YOUR GOAL =
Return only the number of lines that hold "Navigation".

(Collected data entries)
+++
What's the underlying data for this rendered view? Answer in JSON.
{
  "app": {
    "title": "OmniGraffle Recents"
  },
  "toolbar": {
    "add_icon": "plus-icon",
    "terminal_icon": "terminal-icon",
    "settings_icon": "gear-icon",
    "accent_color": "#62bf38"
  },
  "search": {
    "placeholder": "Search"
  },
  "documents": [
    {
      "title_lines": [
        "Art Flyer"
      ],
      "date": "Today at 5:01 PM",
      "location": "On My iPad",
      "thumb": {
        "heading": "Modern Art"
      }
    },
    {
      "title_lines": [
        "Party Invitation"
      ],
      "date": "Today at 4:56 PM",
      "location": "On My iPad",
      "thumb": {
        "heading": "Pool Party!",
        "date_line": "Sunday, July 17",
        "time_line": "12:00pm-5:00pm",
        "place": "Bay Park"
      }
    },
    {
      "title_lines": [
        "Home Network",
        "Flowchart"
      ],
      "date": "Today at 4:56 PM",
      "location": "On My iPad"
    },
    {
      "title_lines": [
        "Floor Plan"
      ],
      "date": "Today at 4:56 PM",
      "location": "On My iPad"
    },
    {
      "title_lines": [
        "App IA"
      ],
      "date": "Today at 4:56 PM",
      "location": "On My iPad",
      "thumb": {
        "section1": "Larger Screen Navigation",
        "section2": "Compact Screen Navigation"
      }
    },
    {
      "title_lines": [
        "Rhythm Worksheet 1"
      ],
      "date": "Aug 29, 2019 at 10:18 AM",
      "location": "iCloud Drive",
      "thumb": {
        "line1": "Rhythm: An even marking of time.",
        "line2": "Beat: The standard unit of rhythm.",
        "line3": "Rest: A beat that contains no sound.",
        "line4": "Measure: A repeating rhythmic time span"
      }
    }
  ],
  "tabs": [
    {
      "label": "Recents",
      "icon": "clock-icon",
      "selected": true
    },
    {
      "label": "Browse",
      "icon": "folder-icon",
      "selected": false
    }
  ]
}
+++
TASK OUTPUT =
2